Look at the entries below and reproduce them exactly.

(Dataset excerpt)
--- BEGIN ---

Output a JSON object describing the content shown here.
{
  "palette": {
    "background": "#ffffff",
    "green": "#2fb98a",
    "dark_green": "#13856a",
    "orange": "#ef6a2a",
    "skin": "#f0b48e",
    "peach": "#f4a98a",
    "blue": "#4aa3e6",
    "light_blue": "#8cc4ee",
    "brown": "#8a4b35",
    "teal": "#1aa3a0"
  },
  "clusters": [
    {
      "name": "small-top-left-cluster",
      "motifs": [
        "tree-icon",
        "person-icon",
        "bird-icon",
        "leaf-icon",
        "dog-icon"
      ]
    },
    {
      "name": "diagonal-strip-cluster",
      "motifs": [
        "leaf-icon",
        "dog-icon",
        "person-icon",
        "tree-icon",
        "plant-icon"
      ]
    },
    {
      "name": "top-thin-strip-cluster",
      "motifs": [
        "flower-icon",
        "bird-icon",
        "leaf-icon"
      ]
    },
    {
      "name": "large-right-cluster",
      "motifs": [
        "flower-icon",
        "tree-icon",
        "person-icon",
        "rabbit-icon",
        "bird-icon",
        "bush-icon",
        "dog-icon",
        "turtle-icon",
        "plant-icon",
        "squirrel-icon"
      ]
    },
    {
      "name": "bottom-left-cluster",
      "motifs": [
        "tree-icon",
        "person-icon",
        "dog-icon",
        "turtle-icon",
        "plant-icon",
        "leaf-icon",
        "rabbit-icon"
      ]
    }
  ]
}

--- END ---

=== Result ===
Output a JSON object describing the content shown here.
{
  "palette": {
    "background": "#ffffff",
    "green": "#2fb98a",
    "dark_green": "#13856a",
    "orange": "#ef6a2a",
    "skin": "#f0b48e",
    "peach": "#f4a98a",
    "blue": "#4aa3e6",
    "light_blue": "#8cc4ee",
    "brown": "#8a4b35",
    "teal": "#1aa3a0"
  },
  "clusters": [
    {
      "name": "small-top-left-cluster",
      "motifs": [
        "tree-icon",
        "person-icon",
        "bird-icon",
        "leaf-icon",
        "dog-icon"
      ]
    },
    {
      "name": "diagonal-strip-cluster",
      "motifs": [
        "leaf-icon",
        "dog-icon",
        "person-icon",
        "tree-icon",
        "plant-icon"
      ]
    },
    {
      "name": "top-thin-strip-cluster",
      "motifs": [
        "flower-icon",
        "bird-icon",
        "leaf-icon"
      ]
    },
    {
      "name": "large-right-cluster",
      "motifs": [
        "flower-icon",
        "tree-icon",
        "person-icon",
        "rabbit-icon",
        "bird-icon",
        "bush-icon",
        "dog-icon",
        "turtle-icon",
        "plant-icon",
        "squirrel-icon"
      ]
    },
    {
      "name": "bottom-left-cluster",
      "motifs": [
        "tree-icon",
        "person-icon",
        "dog-icon",
        "turtle-icon",
        "plant-icon",
        "leaf-icon",
        "rabbit-icon"
      ]
    }
  ]
}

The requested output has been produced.